What the exercise asks | Below is a listing to write out in full, exactly as given, without its pictures.
══ Material to process
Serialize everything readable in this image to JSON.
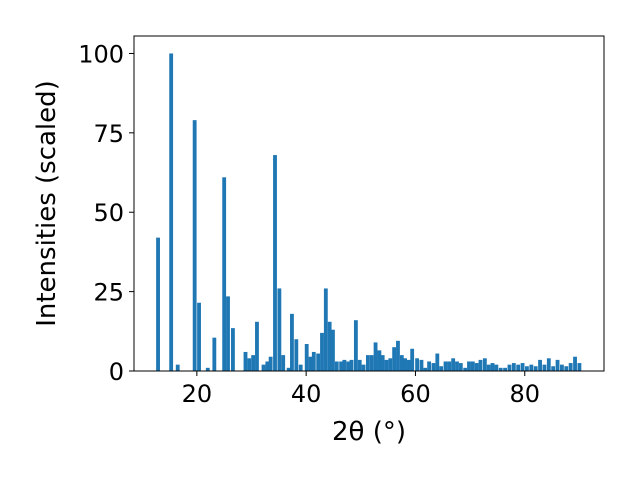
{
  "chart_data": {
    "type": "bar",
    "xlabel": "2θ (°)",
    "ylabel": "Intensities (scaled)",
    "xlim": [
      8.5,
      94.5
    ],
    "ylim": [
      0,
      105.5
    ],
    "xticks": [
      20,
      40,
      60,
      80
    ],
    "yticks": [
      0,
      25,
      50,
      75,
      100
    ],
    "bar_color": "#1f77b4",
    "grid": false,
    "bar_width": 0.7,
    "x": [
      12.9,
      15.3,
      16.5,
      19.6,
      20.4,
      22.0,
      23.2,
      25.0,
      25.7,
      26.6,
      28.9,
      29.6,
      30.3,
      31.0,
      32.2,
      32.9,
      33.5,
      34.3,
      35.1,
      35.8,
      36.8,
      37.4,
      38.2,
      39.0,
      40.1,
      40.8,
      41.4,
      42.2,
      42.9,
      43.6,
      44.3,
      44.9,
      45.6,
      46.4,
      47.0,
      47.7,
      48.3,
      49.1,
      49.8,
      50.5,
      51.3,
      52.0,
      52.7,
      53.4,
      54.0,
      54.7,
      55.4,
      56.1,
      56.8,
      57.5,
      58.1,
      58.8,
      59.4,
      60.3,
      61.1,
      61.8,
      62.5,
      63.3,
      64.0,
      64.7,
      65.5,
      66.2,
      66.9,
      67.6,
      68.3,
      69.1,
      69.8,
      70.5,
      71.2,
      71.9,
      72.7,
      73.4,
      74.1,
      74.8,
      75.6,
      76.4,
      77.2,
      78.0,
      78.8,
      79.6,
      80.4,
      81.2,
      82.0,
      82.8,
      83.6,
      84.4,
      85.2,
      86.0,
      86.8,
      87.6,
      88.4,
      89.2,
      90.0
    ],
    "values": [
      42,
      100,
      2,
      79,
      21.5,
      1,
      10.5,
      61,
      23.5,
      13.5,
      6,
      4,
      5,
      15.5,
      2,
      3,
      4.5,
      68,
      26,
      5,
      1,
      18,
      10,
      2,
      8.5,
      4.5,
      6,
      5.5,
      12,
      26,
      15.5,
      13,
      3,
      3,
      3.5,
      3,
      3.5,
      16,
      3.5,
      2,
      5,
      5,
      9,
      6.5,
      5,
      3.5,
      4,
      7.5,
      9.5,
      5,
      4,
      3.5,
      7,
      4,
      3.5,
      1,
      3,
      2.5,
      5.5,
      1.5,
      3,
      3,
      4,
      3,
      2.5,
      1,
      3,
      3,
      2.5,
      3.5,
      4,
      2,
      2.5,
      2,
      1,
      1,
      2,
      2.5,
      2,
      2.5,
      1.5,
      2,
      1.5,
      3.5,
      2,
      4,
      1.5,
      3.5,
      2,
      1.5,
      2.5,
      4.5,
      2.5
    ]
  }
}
════
Output of the task |
Serialize everything readable in this image to JSON.
{
  "chart_data": {
    "type": "bar",
    "xlabel": "2θ (°)",
    "ylabel": "Intensities (scaled)",
    "xlim": [
      8.5,
      94.5
    ],
    "ylim": [
      0,
      105.5
    ],
    "xticks": [
      20,
      40,
      60,
      80
    ],
    "yticks": [
      0,
      25,
      50,
      75,
      100
    ],
    "bar_color": "#1f77b4",
    "grid": false,
    "bar_width": 0.7,
    "x": [
      12.9,
      15.3,
      16.5,
      19.6,
      20.4,
      22.0,
      23.2,
      25.0,
      25.7,
      26.6,
      28.9,
      29.6,
      30.3,
      31.0,
      32.2,
      32.9,
      33.5,
      34.3,
      35.1,
      35.8,
      36.8,
      37.4,
      38.2,
      39.0,
      40.1,
      40.8,
      41.4,
      42.2,
      42.9,
      43.6,
      44.3,
      44.9,
      45.6,
      46.4,
      47.0,
      47.7,
      48.3,
      49.1,
      49.8,
      50.5,
      51.3,
      52.0,
      52.7,
      53.4,
      54.0,
      54.7,
      55.4,
      56.1,
      56.8,
      57.5,
      58.1,
      58.8,
      59.4,
      60.3,
      61.1,
      61.8,
      62.5,
      63.3,
      64.0,
      64.7,
      65.5,
      66.2,
      66.9,
      67.6,
      68.3,
      69.1,
      69.8,
      70.5,
      71.2,
      71.9,
      72.7,
      73.4,
      74.1,
      74.8,
      75.6,
      76.4,
      77.2,
      78.0,
      78.8,
      79.6,
      80.4,
      81.2,
      82.0,
      82.8,
      83.6,
      84.4,
      85.2,
      86.0,
      86.8,
      87.6,
      88.4,
      89.2,
      90.0
    ],
    "values": [
      42,
      100,
      2,
      79,
      21.5,
      1,
      10.5,
      61,
      23.5,
      13.5,
      6,
      4,
      5,
      15.5,
      2,
      3,
      4.5,
      68,
      26,
      5,
      1,
      18,
      10,
      2,
      8.5,
      4.5,
      6,
      5.5,
      12,
      26,
      15.5,
      13,
      3,
      3,
      3.5,
      3,
      3.5,
      16,
      3.5,
      2,
      5,
      5,
      9,
      6.5,
      5,
      3.5,
      4,
      7.5,
      9.5,
      5,
      4,
      3.5,
      7,
      4,
      3.5,
      1,
      3,
      2.5,
      5.5,
      1.5,
      3,
      3,
      4,
      3,
      2.5,
      1,
      3,
      3,
      2.5,
      3.5,
      4,
      2,
      2.5,
      2,
      1,
      1,
      2,
      2.5,
      2,
      2.5,
      1.5,
      2,
      1.5,
      3.5,
      2,
      4,
      1.5,
      3.5,
      2,
      1.5,
      2.5,
      4.5,
      2.5
    ]
  }
}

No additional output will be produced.